Records for the exercise →
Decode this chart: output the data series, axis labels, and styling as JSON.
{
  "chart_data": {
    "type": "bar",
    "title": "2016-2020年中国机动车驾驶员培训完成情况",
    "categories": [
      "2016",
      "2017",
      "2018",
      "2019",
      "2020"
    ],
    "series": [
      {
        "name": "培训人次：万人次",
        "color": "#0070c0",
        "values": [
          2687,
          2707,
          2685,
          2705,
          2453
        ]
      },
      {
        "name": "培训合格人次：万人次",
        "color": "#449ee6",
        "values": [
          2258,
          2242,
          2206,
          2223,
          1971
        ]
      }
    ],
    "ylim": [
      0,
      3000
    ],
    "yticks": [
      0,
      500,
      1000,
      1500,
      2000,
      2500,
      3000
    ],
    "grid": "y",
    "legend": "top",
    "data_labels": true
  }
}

What the exercise asks → Please reproduce the entire listing, exactly as shown.

Task output →
Decode this chart: output the data series, axis labels, and styling as JSON.
{
  "chart_data": {
    "type": "bar",
    "title": "2016-2020年中国机动车驾驶员培训完成情况",
    "categories": [
      "2016",
      "2017",
      "2018",
      "2019",
      "2020"
    ],
    "series": [
      {
        "name": "培训人次：万人次",
        "color": "#0070c0",
        "values": [
          2687,
          2707,
          2685,
          2705,
          2453
        ]
      },
      {
        "name": "培训合格人次：万人次",
        "color": "#449ee6",
        "values": [
          2258,
          2242,
          2206,
          2223,
          1971
        ]
      }
    ],
    "ylim": [
      0,
      3000
    ],
    "yticks": [
      0,
      500,
      1000,
      1500,
      2000,
      2500,
      3000
    ],
    "grid": "y",
    "legend": "top",
    "data_labels": true
  }
}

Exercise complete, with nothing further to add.